» Do this
Every entry needs to be reproduced exactly.

☆ ☆ ☆ ☆ ☆

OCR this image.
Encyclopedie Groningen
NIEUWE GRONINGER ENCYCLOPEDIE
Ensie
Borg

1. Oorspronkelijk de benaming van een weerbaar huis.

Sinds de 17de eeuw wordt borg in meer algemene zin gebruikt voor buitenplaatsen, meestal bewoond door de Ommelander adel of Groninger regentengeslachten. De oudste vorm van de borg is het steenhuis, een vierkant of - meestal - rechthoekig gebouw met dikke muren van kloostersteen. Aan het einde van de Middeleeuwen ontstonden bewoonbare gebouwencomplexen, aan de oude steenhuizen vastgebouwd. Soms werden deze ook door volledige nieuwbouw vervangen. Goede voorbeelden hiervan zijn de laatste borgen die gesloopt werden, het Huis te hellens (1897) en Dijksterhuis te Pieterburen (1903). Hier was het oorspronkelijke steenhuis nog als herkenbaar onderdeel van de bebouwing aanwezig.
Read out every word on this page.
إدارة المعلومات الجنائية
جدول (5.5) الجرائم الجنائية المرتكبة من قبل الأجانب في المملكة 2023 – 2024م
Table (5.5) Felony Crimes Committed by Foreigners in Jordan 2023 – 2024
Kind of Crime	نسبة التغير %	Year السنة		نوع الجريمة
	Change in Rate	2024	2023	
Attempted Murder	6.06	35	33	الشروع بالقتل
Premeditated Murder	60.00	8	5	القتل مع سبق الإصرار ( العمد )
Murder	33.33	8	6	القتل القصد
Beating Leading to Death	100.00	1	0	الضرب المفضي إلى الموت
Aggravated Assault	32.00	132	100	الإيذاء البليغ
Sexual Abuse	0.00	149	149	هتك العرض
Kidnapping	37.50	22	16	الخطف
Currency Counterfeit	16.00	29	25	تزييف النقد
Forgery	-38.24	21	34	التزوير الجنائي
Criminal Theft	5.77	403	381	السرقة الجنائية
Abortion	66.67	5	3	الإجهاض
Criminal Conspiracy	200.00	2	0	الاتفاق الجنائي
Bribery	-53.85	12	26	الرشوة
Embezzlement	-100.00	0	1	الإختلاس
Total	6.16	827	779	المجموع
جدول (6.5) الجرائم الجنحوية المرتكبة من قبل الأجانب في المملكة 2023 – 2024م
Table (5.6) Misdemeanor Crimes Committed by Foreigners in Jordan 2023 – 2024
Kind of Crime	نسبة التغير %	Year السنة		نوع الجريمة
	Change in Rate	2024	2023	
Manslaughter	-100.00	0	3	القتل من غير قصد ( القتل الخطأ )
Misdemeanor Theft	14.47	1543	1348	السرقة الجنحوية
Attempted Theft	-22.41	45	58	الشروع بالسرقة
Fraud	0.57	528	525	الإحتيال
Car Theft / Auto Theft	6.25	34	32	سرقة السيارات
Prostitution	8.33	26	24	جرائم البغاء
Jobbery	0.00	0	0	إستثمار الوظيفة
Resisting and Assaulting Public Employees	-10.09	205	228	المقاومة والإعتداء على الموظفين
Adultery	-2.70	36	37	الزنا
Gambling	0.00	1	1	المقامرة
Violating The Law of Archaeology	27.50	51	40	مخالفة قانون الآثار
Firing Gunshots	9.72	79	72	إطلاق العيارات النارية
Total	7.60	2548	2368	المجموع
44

☆ ☆ ☆ ☆ ☆

» Task result
OCR this image.
Encyclopedie Groningen
NIEUWE GRONINGER ENCYCLOPEDIE
Ensie
Borg

1. Oorspronkelijk de benaming van een weerbaar huis.

Sinds de 17de eeuw wordt borg in meer algemene zin gebruikt voor buitenplaatsen, meestal bewoond door de Ommelander adel of Groninger regentengeslachten. De oudste vorm van de borg is het steenhuis, een vierkant of - meestal - rechthoekig gebouw met dikke muren van kloostersteen. Aan het einde van de Middeleeuwen ontstonden bewoonbare gebouwencomplexen, aan de oude steenhuizen vastgebouwd. Soms werden deze ook door volledige nieuwbouw vervangen. Goede voorbeelden hiervan zijn de laatste borgen die gesloopt werden, het Huis te hellens (1897) en Dijksterhuis te Pieterburen (1903). Hier was het oorspronkelijke steenhuis nog als herkenbaar onderdeel van de bebouwing aanwezig.
Read out every word on this page.
إدارة المعلومات الجنائية
جدول (5.5) الجرائم الجنائية المرتكبة من قبل الأجانب في المملكة 2023 – 2024م
Table (5.5) Felony Crimes Committed by Foreigners in Jordan 2023 – 2024
Kind of Crime	نسبة التغير %	Year السنة		نوع الجريمة
	Change in Rate	2024	2023	
Attempted Murder	6.06	35	33	الشروع بالقتل
Premeditated Murder	60.00	8	5	القتل مع سبق الإصرار ( العمد )
Murder	33.33	8	6	القتل القصد
Beating Leading to Death	100.00	1	0	الضرب المفضي إلى الموت
Aggravated Assault	32.00	132	100	الإيذاء البليغ
Sexual Abuse	0.00	149	149	هتك العرض
Kidnapping	37.50	22	16	الخطف
Currency Counterfeit	16.00	29	25	تزييف النقد
Forgery	-38.24	21	34	التزوير الجنائي
Criminal Theft	5.77	403	381	السرقة الجنائية
Abortion	66.67	5	3	الإجهاض
Criminal Conspiracy	200.00	2	0	الاتفاق الجنائي
Bribery	-53.85	12	26	الرشوة
Embezzlement	-100.00	0	1	الإختلاس
Total	6.16	827	779	المجموع
جدول (6.5) الجرائم الجنحوية المرتكبة من قبل الأجانب في المملكة 2023 – 2024م
Table (5.6) Misdemeanor Crimes Committed by Foreigners in Jordan 2023 – 2024
Kind of Crime	نسبة التغير %	Year السنة		نوع الجريمة
	Change in Rate	2024	2023	
Manslaughter	-100.00	0	3	القتل من غير قصد ( القتل الخطأ )
Misdemeanor Theft	14.47	1543	1348	السرقة الجنحوية
Attempted Theft	-22.41	45	58	الشروع بالسرقة
Fraud	0.57	528	525	الإحتيال
Car Theft / Auto Theft	6.25	34	32	سرقة السيارات
Prostitution	8.33	26	24	جرائم البغاء
Jobbery	0.00	0	0	إستثمار الوظيفة
Resisting and Assaulting Public Employees	-10.09	205	228	المقاومة والإعتداء على الموظفين
Adultery	-2.70	36	37	الزنا
Gambling	0.00	1	1	المقامرة
Violating The Law of Archaeology	27.50	51	40	مخالفة قانون الآثار
Firing Gunshots	9.72	79	72	إطلاق العيارات النارية
Total	7.60	2548	2368	المجموع
44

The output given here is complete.